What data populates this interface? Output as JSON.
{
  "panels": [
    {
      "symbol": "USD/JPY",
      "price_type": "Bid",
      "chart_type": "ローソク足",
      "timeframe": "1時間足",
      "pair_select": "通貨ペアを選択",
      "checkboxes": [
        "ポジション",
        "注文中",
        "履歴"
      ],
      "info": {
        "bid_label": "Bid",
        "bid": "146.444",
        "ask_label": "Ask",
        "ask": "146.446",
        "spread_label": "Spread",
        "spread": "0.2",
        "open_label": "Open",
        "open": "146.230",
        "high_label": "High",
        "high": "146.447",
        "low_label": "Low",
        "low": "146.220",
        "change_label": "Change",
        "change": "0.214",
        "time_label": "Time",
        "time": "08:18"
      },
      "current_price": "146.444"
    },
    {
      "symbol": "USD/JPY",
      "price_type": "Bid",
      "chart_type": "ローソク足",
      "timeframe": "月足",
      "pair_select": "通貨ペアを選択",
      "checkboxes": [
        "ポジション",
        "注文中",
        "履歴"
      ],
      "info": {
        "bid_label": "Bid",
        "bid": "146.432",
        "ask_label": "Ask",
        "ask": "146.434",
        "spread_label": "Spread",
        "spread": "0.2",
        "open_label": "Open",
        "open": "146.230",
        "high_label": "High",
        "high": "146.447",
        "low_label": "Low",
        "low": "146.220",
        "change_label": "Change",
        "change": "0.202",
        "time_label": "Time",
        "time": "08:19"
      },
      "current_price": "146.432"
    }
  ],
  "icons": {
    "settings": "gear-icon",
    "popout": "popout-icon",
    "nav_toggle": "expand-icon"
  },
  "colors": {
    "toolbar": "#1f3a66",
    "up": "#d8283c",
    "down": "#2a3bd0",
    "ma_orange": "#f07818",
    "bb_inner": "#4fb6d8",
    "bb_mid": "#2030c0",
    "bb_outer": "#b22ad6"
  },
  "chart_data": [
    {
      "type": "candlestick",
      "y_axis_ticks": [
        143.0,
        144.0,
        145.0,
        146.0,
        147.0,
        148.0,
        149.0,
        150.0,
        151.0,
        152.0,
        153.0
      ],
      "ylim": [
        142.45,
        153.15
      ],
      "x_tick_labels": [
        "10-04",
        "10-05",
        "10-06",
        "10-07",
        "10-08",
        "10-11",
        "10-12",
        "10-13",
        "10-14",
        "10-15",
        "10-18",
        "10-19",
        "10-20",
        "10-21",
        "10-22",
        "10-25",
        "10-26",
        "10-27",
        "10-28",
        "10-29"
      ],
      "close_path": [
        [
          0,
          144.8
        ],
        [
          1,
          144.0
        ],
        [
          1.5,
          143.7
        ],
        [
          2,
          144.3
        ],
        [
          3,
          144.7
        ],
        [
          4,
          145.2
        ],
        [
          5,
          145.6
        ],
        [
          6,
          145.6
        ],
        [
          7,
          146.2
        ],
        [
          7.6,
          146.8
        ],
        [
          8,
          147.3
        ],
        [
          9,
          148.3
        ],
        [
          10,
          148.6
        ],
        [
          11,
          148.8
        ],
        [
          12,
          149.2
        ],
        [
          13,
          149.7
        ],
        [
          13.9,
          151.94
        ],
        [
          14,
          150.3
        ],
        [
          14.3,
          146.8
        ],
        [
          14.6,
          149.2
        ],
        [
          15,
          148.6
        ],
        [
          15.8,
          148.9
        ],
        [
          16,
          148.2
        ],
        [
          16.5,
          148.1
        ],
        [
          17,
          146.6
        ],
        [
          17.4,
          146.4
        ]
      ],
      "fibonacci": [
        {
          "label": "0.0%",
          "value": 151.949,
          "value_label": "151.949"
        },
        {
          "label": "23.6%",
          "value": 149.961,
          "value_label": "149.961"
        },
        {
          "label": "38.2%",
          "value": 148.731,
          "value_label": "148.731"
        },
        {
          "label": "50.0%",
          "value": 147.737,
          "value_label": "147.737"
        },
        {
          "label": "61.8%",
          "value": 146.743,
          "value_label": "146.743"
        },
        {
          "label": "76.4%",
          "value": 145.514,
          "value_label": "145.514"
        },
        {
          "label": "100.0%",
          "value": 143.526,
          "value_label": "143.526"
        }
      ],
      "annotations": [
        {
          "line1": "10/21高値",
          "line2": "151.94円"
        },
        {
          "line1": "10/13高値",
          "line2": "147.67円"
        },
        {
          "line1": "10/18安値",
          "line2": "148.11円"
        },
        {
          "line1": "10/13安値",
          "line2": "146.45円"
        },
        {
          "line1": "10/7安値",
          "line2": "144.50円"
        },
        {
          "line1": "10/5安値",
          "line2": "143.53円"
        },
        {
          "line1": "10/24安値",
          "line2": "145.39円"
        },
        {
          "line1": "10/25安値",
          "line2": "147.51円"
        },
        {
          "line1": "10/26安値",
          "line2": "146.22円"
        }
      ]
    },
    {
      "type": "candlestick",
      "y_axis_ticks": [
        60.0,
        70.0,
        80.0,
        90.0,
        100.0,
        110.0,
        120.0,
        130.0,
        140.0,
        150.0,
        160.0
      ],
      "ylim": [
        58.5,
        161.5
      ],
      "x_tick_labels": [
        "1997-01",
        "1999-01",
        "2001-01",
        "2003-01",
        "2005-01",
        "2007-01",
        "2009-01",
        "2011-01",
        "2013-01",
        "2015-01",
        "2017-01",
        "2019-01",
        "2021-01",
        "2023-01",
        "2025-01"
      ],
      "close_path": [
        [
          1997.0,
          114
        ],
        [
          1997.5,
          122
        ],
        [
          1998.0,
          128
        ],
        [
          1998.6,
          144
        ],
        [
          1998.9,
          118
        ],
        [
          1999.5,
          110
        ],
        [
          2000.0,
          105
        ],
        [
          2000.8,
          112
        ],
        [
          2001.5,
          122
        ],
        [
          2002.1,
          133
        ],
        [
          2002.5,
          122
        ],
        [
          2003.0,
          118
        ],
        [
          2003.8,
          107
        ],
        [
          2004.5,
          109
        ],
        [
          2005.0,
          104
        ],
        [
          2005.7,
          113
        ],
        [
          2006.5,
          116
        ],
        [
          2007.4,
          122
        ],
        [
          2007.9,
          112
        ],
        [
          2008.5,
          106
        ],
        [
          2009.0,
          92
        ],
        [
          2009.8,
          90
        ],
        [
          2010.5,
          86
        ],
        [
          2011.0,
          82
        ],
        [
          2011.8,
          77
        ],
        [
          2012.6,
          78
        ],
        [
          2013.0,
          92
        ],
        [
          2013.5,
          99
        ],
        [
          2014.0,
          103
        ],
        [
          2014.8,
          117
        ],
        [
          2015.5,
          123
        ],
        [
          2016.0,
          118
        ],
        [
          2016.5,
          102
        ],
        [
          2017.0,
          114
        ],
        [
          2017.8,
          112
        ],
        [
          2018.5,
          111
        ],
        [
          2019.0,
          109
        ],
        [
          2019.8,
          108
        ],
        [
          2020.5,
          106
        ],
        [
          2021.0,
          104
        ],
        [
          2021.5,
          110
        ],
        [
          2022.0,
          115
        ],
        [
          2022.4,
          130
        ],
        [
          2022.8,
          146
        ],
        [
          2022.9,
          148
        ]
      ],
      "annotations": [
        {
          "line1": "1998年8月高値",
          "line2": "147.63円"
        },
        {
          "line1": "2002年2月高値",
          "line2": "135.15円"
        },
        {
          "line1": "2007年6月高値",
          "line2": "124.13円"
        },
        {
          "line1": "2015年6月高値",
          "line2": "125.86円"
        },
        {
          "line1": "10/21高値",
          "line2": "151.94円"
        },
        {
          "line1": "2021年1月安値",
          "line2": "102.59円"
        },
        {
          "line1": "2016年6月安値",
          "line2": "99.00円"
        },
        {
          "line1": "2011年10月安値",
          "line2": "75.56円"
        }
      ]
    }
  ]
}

=======

Exercise description: Retype all the material above precisely, with no line left out.

Response below:
What data populates this interface? Output as JSON.
{
  "panels": [
    {
      "symbol": "USD/JPY",
      "price_type": "Bid",
      "chart_type": "ローソク足",
      "timeframe": "1時間足",
      "pair_select": "通貨ペアを選択",
      "checkboxes": [
        "ポジション",
        "注文中",
        "履歴"
      ],
      "info": {
        "bid_label": "Bid",
        "bid": "146.444",
        "ask_label": "Ask",
        "ask": "146.446",
        "spread_label": "Spread",
        "spread": "0.2",
        "open_label": "Open",
        "open": "146.230",
        "high_label": "High",
        "high": "146.447",
        "low_label": "Low",
        "low": "146.220",
        "change_label": "Change",
        "change": "0.214",
        "time_label": "Time",
        "time": "08:18"
      },
      "current_price": "146.444"
    },
    {
      "symbol": "USD/JPY",
      "price_type": "Bid",
      "chart_type": "ローソク足",
      "timeframe": "月足",
      "pair_select": "通貨ペアを選択",
      "checkboxes": [
        "ポジション",
        "注文中",
        "履歴"
      ],
      "info": {
        "bid_label": "Bid",
        "bid": "146.432",
        "ask_label": "Ask",
        "ask": "146.434",
        "spread_label": "Spread",
        "spread": "0.2",
        "open_label": "Open",
        "open": "146.230",
        "high_label": "High",
        "high": "146.447",
        "low_label": "Low",
        "low": "146.220",
        "change_label": "Change",
        "change": "0.202",
        "time_label": "Time",
        "time": "08:19"
      },
      "current_price": "146.432"
    }
  ],
  "icons": {
    "settings": "gear-icon",
    "popout": "popout-icon",
    "nav_toggle": "expand-icon"
  },
  "colors": {
    "toolbar": "#1f3a66",
    "up": "#d8283c",
    "down": "#2a3bd0",
    "ma_orange": "#f07818",
    "bb_inner": "#4fb6d8",
    "bb_mid": "#2030c0",
    "bb_outer": "#b22ad6"
  },
  "chart_data": [
    {
      "type": "candlestick",
      "y_axis_ticks": [
        143.0,
        144.0,
        145.0,
        146.0,
        147.0,
        148.0,
        149.0,
        150.0,
        151.0,
        152.0,
        153.0
      ],
      "ylim": [
        142.45,
        153.15
      ],
      "x_tick_labels": [
        "10-04",
        "10-05",
        "10-06",
        "10-07",
        "10-08",
        "10-11",
        "10-12",
        "10-13",
        "10-14",
        "10-15",
        "10-18",
        "10-19",
        "10-20",
        "10-21",
        "10-22",
        "10-25",
        "10-26",
        "10-27",
        "10-28",
        "10-29"
      ],
      "close_path": [
        [
          0,
          144.8
        ],
        [
          1,
          144.0
        ],
        [
          1.5,
          143.7
        ],
        [
          2,
          144.3
        ],
        [
          3,
          144.7
        ],
        [
          4,
          145.2
        ],
        [
          5,
          145.6
        ],
        [
          6,
          145.6
        ],
        [
          7,
          146.2
        ],
        [
          7.6,
          146.8
        ],
        [
          8,
          147.3
        ],
        [
          9,
          148.3
        ],
        [
          10,
          148.6
        ],
        [
          11,
          148.8
        ],
        [
          12,
          149.2
        ],
        [
          13,
          149.7
        ],
        [
          13.9,
          151.94
        ],
        [
          14,
          150.3
        ],
        [
          14.3,
          146.8
        ],
        [
          14.6,
          149.2
        ],
        [
          15,
          148.6
        ],
        [
          15.8,
          148.9
        ],
        [
          16,
          148.2
        ],
        [
          16.5,
          148.1
        ],
        [
          17,
          146.6
        ],
        [
          17.4,
          146.4
        ]
      ],
      "fibonacci": [
        {
          "label": "0.0%",
          "value": 151.949,
          "value_label": "151.949"
        },
        {
          "label": "23.6%",
          "value": 149.961,
          "value_label": "149.961"
        },
        {
          "label": "38.2%",
          "value": 148.731,
          "value_label": "148.731"
        },
        {
          "label": "50.0%",
          "value": 147.737,
          "value_label": "147.737"
        },
        {
          "label": "61.8%",
          "value": 146.743,
          "value_label": "146.743"
        },
        {
          "label": "76.4%",
          "value": 145.514,
          "value_label": "145.514"
        },
        {
          "label": "100.0%",
          "value": 143.526,
          "value_label": "143.526"
        }
      ],
      "annotations": [
        {
          "line1": "10/21高値",
          "line2": "151.94円"
        },
        {
          "line1": "10/13高値",
          "line2": "147.67円"
        },
        {
          "line1": "10/18安値",
          "line2": "148.11円"
        },
        {
          "line1": "10/13安値",
          "line2": "146.45円"
        },
        {
          "line1": "10/7安値",
          "line2": "144.50円"
        },
        {
          "line1": "10/5安値",
          "line2": "143.53円"
        },
        {
          "line1": "10/24安値",
          "line2": "145.39円"
        },
        {
          "line1": "10/25安値",
          "line2": "147.51円"
        },
        {
          "line1": "10/26安値",
          "line2": "146.22円"
        }
      ]
    },
    {
      "type": "candlestick",
      "y_axis_ticks": [
        60.0,
        70.0,
        80.0,
        90.0,
        100.0,
        110.0,
        120.0,
        130.0,
        140.0,
        150.0,
        160.0
      ],
      "ylim": [
        58.5,
        161.5
      ],
      "x_tick_labels": [
        "1997-01",
        "1999-01",
        "2001-01",
        "2003-01",
        "2005-01",
        "2007-01",
        "2009-01",
        "2011-01",
        "2013-01",
        "2015-01",
        "2017-01",
        "2019-01",
        "2021-01",
        "2023-01",
        "2025-01"
      ],
      "close_path": [
        [
          1997.0,
          114
        ],
        [
          1997.5,
          122
        ],
        [
          1998.0,
          128
        ],
        [
          1998.6,
          144
        ],
        [
          1998.9,
          118
        ],
        [
          1999.5,
          110
        ],
        [
          2000.0,
          105
        ],
        [
          2000.8,
          112
        ],
        [
          2001.5,
          122
        ],
        [
          2002.1,
          133
        ],
        [
          2002.5,
          122
        ],
        [
          2003.0,
          118
        ],
        [
          2003.8,
          107
        ],
        [
          2004.5,
          109
        ],
        [
          2005.0,
          104
        ],
        [
          2005.7,
          113
        ],
        [
          2006.5,
          116
        ],
        [
          2007.4,
          122
        ],
        [
          2007.9,
          112
        ],
        [
          2008.5,
          106
        ],
        [
          2009.0,
          92
        ],
        [
          2009.8,
          90
        ],
        [
          2010.5,
          86
        ],
        [
          2011.0,
          82
        ],
        [
          2011.8,
          77
        ],
        [
          2012.6,
          78
        ],
        [
          2013.0,
          92
        ],
        [
          2013.5,
          99
        ],
        [
          2014.0,
          103
        ],
        [
          2014.8,
          117
        ],
        [
          2015.5,
          123
        ],
        [
          2016.0,
          118
        ],
        [
          2016.5,
          102
        ],
        [
          2017.0,
          114
        ],
        [
          2017.8,
          112
        ],
        [
          2018.5,
          111
        ],
        [
          2019.0,
          109
        ],
        [
          2019.8,
          108
        ],
        [
          2020.5,
          106
        ],
        [
          2021.0,
          104
        ],
        [
          2021.5,
          110
        ],
        [
          2022.0,
          115
        ],
        [
          2022.4,
          130
        ],
        [
          2022.8,
          146
        ],
        [
          2022.9,
          148
        ]
      ],
      "annotations": [
        {
          "line1": "1998年8月高値",
          "line2": "147.63円"
        },
        {
          "line1": "2002年2月高値",
          "line2": "135.15円"
        },
        {
          "line1": "2007年6月高値",
          "line2": "124.13円"
        },
        {
          "line1": "2015年6月高値",
          "line2": "125.86円"
        },
        {
          "line1": "10/21高値",
          "line2": "151.94円"
        },
        {
          "line1": "2021年1月安値",
          "line2": "102.59円"
        },
        {
          "line1": "2016年6月安値",
          "line2": "99.00円"
        },
        {
          "line1": "2011年10月安値",
          "line2": "75.56円"
        }
      ]
    }
  ]
}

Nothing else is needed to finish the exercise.